## Provided material
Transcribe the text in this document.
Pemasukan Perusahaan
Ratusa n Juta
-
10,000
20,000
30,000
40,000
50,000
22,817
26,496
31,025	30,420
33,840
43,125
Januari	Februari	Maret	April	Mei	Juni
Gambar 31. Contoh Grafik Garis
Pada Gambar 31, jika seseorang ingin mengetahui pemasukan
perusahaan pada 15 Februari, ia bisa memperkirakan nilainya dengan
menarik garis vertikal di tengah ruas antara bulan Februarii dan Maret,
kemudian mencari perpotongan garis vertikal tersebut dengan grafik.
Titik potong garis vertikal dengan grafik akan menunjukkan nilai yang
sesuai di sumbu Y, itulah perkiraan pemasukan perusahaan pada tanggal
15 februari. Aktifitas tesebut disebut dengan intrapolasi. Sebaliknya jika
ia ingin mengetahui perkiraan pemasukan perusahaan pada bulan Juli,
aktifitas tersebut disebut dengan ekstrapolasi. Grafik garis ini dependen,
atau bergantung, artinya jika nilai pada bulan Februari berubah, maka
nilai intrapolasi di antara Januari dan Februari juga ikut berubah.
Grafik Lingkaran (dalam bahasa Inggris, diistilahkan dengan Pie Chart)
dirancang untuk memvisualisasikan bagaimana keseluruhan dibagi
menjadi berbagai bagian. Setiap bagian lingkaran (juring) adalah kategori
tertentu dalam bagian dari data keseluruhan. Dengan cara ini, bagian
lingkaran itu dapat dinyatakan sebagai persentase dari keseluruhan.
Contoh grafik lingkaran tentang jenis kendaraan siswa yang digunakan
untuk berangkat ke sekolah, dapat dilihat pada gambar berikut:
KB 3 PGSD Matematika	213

## Request
Identify which lines contain the word "bagian" and copy each one.

## Task solution
menjadi berbagai bagian. Setiap bagian lingkaran (juring) adalah kategori
tertentu dalam bagian dari data keseluruhan. Dengan cara ini, bagian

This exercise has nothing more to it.